Records from a collection

+++

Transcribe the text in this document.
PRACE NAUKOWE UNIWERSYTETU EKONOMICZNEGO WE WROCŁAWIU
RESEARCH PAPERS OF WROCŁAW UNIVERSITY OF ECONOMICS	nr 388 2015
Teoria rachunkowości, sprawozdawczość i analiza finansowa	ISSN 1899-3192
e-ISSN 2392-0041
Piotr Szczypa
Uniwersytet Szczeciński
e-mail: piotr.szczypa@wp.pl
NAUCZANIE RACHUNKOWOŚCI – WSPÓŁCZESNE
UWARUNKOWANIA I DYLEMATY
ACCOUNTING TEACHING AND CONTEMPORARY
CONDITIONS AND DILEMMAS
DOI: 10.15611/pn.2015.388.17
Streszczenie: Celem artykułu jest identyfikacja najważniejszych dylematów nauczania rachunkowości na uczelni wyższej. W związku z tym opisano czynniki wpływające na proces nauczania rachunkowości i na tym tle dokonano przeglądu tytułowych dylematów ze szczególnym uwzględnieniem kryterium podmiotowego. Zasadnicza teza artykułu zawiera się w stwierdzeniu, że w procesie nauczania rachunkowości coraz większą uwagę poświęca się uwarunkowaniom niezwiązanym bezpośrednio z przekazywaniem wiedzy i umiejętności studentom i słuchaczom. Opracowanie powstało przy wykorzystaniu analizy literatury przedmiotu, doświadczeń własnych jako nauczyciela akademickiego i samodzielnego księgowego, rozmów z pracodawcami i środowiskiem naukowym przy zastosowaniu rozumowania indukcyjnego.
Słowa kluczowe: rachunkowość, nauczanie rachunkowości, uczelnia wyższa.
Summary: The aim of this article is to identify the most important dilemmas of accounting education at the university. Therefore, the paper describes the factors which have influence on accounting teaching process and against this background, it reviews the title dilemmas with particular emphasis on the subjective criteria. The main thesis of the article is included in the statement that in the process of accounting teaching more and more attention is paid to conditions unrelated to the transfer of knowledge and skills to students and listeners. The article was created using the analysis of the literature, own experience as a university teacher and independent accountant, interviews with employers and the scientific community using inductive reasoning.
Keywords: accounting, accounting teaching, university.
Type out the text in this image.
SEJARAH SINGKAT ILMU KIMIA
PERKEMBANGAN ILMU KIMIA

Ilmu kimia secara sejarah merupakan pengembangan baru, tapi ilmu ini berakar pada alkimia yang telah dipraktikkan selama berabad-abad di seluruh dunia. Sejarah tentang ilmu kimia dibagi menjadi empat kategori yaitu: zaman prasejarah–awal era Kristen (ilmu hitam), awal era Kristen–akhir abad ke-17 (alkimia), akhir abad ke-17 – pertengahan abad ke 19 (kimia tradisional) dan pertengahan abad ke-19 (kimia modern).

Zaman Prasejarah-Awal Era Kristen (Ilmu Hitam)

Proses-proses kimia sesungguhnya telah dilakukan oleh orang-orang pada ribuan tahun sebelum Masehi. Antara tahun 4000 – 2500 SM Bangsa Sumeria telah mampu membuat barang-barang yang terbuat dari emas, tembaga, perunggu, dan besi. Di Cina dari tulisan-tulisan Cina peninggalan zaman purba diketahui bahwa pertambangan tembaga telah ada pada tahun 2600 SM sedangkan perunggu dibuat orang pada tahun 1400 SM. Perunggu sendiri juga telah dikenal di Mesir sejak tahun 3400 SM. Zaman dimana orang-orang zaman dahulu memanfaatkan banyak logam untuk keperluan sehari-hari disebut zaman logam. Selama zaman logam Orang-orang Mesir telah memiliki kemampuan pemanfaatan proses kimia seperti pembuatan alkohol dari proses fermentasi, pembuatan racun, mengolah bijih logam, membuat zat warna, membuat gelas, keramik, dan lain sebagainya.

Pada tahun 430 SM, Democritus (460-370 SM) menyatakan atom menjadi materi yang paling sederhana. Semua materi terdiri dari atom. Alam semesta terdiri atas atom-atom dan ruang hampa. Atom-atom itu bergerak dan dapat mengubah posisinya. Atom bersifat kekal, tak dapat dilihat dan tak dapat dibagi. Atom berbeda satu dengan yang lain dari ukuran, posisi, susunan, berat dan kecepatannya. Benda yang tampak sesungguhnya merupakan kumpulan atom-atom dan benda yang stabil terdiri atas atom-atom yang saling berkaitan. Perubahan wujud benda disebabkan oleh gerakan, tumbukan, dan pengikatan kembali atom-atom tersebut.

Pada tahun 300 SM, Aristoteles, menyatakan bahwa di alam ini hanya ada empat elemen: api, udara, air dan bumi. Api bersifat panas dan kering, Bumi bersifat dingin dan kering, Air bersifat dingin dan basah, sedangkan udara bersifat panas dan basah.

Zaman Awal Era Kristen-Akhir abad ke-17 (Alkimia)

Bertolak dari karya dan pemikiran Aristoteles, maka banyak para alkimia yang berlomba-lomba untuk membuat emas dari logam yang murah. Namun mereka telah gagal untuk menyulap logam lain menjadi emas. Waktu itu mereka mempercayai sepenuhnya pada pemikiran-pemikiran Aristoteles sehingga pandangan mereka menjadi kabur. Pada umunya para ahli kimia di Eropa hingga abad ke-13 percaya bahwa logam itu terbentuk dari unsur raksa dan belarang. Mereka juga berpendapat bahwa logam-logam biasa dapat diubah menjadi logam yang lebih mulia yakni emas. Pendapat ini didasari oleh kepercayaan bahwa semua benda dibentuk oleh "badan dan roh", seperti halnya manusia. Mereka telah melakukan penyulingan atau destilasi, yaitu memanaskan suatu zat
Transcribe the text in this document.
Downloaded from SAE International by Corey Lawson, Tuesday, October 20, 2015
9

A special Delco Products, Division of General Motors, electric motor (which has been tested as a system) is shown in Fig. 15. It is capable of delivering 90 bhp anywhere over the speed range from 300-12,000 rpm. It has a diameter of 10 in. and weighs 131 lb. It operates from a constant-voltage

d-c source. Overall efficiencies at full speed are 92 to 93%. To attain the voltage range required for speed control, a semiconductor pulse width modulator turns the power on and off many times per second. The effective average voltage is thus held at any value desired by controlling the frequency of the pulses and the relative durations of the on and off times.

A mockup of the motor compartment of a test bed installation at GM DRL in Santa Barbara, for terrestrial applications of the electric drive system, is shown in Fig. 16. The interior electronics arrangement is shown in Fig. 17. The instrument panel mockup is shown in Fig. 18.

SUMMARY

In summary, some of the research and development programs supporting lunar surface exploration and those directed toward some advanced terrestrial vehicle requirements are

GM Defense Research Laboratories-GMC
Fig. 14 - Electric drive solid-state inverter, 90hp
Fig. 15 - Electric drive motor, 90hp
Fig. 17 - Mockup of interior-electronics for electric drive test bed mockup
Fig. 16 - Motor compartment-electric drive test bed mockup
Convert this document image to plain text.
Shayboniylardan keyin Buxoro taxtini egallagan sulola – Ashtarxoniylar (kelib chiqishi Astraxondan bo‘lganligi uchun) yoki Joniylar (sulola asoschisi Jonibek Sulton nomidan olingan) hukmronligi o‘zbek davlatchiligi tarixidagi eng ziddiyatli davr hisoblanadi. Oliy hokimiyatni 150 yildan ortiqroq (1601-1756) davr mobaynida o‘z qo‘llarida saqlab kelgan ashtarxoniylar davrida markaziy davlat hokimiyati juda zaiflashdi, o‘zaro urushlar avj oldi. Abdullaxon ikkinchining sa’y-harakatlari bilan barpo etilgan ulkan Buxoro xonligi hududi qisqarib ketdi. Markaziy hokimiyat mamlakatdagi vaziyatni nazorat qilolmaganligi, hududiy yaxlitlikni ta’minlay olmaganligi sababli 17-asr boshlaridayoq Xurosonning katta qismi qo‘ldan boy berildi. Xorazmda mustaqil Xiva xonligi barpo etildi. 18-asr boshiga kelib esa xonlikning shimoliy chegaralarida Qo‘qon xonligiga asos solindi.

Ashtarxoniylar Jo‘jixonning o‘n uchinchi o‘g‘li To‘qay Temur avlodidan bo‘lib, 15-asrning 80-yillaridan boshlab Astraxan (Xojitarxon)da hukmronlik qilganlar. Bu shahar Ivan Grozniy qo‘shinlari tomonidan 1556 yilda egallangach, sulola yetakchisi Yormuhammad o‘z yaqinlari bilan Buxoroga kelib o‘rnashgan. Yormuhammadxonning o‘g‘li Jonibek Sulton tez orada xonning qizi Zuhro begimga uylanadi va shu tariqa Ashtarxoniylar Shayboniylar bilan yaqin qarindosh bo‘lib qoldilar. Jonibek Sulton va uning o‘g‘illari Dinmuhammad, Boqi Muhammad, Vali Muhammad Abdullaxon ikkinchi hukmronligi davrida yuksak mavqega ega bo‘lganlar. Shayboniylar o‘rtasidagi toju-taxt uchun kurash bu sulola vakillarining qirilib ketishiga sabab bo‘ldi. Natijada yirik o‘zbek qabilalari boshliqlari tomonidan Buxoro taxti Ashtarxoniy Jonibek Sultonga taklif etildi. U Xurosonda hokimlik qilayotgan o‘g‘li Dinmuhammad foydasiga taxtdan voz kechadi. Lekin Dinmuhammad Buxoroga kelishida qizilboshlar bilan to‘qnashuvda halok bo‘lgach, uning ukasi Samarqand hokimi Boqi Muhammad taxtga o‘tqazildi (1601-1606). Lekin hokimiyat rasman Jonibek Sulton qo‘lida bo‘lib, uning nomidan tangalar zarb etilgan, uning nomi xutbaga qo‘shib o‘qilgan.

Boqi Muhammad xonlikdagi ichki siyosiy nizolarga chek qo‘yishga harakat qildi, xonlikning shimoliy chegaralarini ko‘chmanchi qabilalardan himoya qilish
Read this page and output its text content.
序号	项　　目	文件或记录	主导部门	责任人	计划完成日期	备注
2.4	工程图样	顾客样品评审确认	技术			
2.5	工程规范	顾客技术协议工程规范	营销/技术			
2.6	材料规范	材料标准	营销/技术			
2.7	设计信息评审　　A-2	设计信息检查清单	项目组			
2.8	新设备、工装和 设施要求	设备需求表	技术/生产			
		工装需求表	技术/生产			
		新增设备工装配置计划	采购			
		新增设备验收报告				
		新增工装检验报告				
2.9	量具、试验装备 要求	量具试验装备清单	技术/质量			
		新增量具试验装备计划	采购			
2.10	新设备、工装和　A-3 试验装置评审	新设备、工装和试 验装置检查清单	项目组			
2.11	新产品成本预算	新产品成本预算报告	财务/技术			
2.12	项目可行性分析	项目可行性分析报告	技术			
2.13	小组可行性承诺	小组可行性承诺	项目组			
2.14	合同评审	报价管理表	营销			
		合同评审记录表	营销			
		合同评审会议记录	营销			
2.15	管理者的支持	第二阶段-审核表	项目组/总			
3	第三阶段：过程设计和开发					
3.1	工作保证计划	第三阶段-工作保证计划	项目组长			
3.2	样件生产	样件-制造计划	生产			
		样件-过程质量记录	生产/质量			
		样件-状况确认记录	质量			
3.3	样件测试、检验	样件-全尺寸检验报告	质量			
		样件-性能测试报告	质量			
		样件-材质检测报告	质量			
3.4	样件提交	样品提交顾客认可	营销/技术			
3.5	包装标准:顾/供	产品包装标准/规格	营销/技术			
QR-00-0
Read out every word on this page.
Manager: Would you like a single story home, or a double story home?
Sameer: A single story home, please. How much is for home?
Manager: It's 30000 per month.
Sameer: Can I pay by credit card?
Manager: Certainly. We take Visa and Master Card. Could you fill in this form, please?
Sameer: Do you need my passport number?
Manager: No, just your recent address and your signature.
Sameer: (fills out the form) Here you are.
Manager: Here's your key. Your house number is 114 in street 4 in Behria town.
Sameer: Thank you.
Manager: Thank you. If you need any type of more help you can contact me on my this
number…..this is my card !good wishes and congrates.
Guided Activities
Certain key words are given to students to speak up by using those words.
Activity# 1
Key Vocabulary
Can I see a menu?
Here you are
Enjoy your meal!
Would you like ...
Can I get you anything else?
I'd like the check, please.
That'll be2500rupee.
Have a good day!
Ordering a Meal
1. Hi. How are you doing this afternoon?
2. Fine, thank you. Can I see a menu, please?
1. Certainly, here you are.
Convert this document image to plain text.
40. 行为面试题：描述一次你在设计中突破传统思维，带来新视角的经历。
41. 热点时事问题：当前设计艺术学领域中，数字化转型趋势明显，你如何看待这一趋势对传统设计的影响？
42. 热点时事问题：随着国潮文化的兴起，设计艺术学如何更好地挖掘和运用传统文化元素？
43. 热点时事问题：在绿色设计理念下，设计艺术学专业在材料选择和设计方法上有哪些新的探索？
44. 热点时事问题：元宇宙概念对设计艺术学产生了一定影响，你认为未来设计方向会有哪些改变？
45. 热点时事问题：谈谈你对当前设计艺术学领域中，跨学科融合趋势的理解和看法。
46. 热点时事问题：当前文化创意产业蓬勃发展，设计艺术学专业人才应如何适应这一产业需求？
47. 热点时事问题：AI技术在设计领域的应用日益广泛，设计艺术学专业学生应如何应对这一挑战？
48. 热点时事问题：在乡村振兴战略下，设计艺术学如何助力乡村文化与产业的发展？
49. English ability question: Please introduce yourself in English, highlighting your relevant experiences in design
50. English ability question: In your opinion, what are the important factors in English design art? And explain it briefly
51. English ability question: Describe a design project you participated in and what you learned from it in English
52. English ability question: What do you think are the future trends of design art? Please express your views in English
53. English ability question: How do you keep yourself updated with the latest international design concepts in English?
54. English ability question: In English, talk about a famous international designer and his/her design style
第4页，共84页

+++

• Written problem
Whenever "speed" turns up in a line, pick that line out.

• Response
A special Delco Products, Division of General Motors, electric motor (which has been tested as a system) is shown in Fig. 15. It is capable of delivering 90 bhp anywhere over the speed range from 300-12,000 rpm. It has a diameter of 10 in. and weighs 131 lb. It operates from a constant-voltage
d-c source. Overall efficiencies at full speed are 92 to 93%. To attain the voltage range required for speed control, a semiconductor pulse width modulator turns the power on and off many times per second. The effective average voltage is thus held at any value desired by controlling the frequency of the pulses and the relative durations of the on and off times.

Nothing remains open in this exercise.